Material to process>
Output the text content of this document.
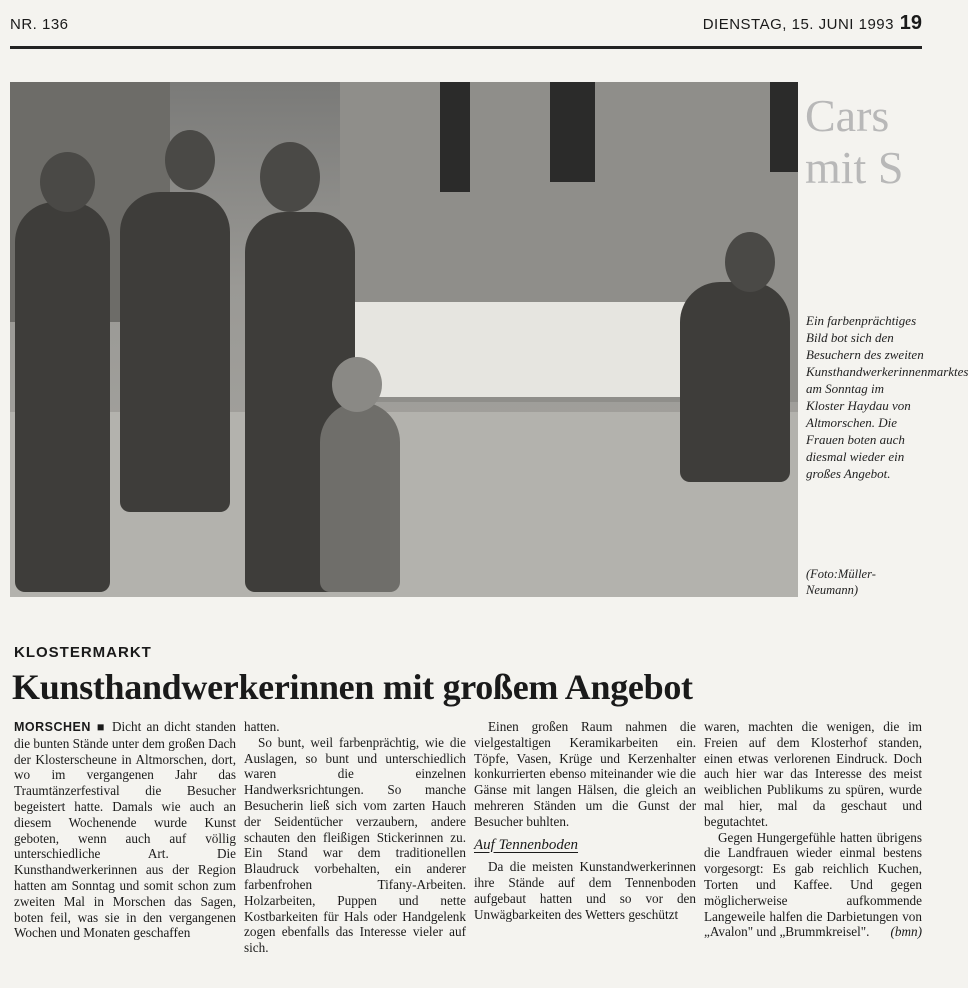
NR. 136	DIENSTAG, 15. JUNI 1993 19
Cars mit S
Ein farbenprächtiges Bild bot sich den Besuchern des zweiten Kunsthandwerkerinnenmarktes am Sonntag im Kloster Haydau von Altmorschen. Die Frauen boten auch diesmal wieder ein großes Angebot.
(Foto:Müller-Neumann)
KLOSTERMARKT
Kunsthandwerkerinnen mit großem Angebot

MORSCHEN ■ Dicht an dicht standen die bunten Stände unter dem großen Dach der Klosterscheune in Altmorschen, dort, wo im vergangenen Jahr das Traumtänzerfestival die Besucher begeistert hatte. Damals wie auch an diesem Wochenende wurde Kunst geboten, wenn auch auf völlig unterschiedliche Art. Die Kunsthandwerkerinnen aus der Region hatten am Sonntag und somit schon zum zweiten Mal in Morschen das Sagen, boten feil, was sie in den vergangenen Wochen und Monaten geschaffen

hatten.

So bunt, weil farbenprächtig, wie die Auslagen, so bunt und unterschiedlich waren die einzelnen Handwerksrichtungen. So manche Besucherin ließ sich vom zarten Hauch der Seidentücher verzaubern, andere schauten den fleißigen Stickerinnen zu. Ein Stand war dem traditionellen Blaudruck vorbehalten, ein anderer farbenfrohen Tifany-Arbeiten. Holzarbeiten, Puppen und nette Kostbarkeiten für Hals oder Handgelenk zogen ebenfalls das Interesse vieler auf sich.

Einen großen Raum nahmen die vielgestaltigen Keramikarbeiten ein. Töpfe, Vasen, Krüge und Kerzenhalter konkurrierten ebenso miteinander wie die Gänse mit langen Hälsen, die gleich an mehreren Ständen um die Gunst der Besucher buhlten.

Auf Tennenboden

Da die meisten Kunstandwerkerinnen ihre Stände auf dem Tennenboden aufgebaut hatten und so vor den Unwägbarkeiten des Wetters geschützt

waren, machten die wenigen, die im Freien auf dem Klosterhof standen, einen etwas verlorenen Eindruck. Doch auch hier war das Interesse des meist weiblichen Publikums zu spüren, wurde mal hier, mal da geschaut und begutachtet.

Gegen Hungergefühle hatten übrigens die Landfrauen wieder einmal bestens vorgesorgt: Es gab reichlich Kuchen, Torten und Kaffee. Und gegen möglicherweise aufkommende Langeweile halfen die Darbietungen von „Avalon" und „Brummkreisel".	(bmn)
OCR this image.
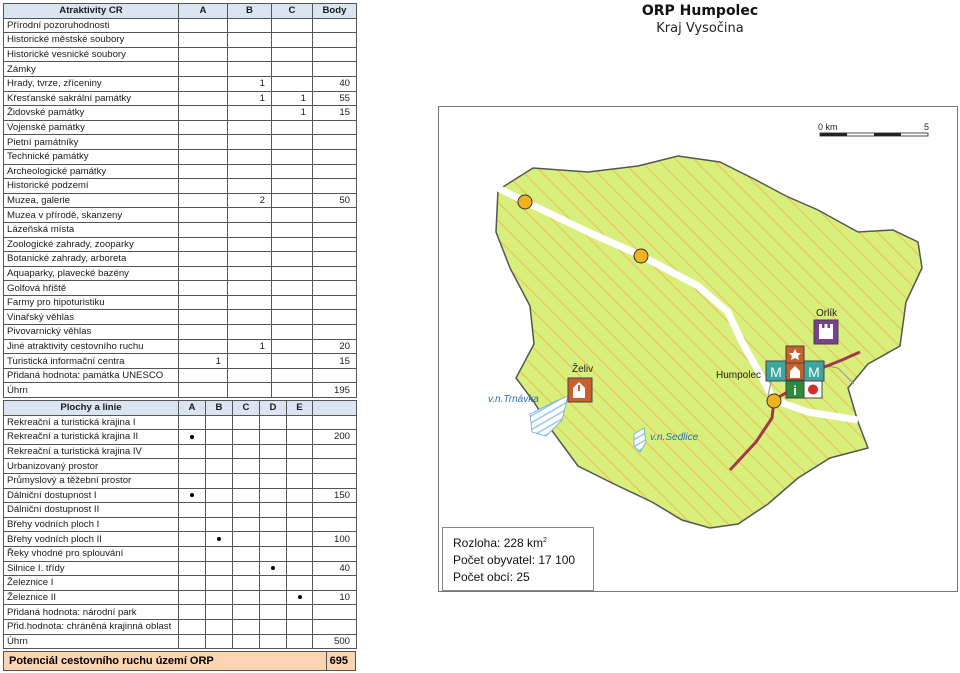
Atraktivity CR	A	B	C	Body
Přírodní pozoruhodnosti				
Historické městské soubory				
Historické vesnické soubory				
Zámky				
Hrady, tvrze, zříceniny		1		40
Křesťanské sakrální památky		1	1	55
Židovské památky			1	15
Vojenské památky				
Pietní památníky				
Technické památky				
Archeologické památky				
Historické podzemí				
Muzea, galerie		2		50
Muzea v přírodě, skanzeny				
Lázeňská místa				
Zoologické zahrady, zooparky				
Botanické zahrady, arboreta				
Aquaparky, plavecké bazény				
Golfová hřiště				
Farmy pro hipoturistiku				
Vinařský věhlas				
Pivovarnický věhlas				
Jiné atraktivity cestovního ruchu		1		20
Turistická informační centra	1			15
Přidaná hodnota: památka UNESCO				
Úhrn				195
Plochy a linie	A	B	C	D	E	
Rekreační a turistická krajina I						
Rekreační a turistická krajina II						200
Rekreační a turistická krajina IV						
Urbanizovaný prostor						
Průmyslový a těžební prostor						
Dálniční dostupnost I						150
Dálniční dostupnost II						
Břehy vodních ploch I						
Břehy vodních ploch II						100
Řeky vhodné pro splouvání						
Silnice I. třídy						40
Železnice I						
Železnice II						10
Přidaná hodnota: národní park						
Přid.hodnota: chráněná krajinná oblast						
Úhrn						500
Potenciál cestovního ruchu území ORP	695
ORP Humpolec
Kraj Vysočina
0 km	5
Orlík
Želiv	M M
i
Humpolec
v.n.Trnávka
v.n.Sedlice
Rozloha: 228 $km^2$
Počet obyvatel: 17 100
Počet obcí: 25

The task>
Word for word, quote the full listing, omitting every picture.

Full solution>
Output the text content of this document.
NR. 136	DIENSTAG, 15. JUNI 1993 19
Cars mit S
Ein farbenprächtiges Bild bot sich den Besuchern des zweiten Kunsthandwerkerinnenmarktes am Sonntag im Kloster Haydau von Altmorschen. Die Frauen boten auch diesmal wieder ein großes Angebot.
(Foto:Müller-Neumann)
KLOSTERMARKT
Kunsthandwerkerinnen mit großem Angebot

MORSCHEN ■ Dicht an dicht standen die bunten Stände unter dem großen Dach der Klosterscheune in Altmorschen, dort, wo im vergangenen Jahr das Traumtänzerfestival die Besucher begeistert hatte. Damals wie auch an diesem Wochenende wurde Kunst geboten, wenn auch auf völlig unterschiedliche Art. Die Kunsthandwerkerinnen aus der Region hatten am Sonntag und somit schon zum zweiten Mal in Morschen das Sagen, boten feil, was sie in den vergangenen Wochen und Monaten geschaffen

hatten.

So bunt, weil farbenprächtig, wie die Auslagen, so bunt und unterschiedlich waren die einzelnen Handwerksrichtungen. So manche Besucherin ließ sich vom zarten Hauch der Seidentücher verzaubern, andere schauten den fleißigen Stickerinnen zu. Ein Stand war dem traditionellen Blaudruck vorbehalten, ein anderer farbenfrohen Tifany-Arbeiten. Holzarbeiten, Puppen und nette Kostbarkeiten für Hals oder Handgelenk zogen ebenfalls das Interesse vieler auf sich.

Einen großen Raum nahmen die vielgestaltigen Keramikarbeiten ein. Töpfe, Vasen, Krüge und Kerzenhalter konkurrierten ebenso miteinander wie die Gänse mit langen Hälsen, die gleich an mehreren Ständen um die Gunst der Besucher buhlten.

Auf Tennenboden

Da die meisten Kunstandwerkerinnen ihre Stände auf dem Tennenboden aufgebaut hatten und so vor den Unwägbarkeiten des Wetters geschützt

waren, machten die wenigen, die im Freien auf dem Klosterhof standen, einen etwas verlorenen Eindruck. Doch auch hier war das Interesse des meist weiblichen Publikums zu spüren, wurde mal hier, mal da geschaut und begutachtet.

Gegen Hungergefühle hatten übrigens die Landfrauen wieder einmal bestens vorgesorgt: Es gab reichlich Kuchen, Torten und Kaffee. Und gegen möglicherweise aufkommende Langeweile halfen die Darbietungen von „Avalon" und „Brummkreisel".	(bmn)
OCR this image.
Atraktivity CR	A	B	C	Body
Přírodní pozoruhodnosti				
Historické městské soubory				
Historické vesnické soubory				
Zámky				
Hrady, tvrze, zříceniny		1		40
Křesťanské sakrální památky		1	1	55
Židovské památky			1	15
Vojenské památky				
Pietní památníky				
Technické památky				
Archeologické památky				
Historické podzemí				
Muzea, galerie		2		50
Muzea v přírodě, skanzeny				
Lázeňská místa				
Zoologické zahrady, zooparky				
Botanické zahrady, arboreta				
Aquaparky, plavecké bazény				
Golfová hřiště				
Farmy pro hipoturistiku				
Vinařský věhlas				
Pivovarnický věhlas				
Jiné atraktivity cestovního ruchu		1		20
Turistická informační centra	1			15
Přidaná hodnota: památka UNESCO				
Úhrn				195
Plochy a linie	A	B	C	D	E	
Rekreační a turistická krajina I						
Rekreační a turistická krajina II						200
Rekreační a turistická krajina IV						
Urbanizovaný prostor						
Průmyslový a těžební prostor						
Dálniční dostupnost I						150
Dálniční dostupnost II						
Břehy vodních ploch I						
Břehy vodních ploch II						100
Řeky vhodné pro splouvání						
Silnice I. třídy						40
Železnice I						
Železnice II						10
Přidaná hodnota: národní park						
Přid.hodnota: chráněná krajinná oblast						
Úhrn						500
Potenciál cestovního ruchu území ORP	695
ORP Humpolec
Kraj Vysočina
0 km	5
Orlík
Želiv	M M
i
Humpolec
v.n.Trnávka
v.n.Sedlice
Rozloha: 228 $km^2$
Počet obyvatel: 17 100
Počet obcí: 25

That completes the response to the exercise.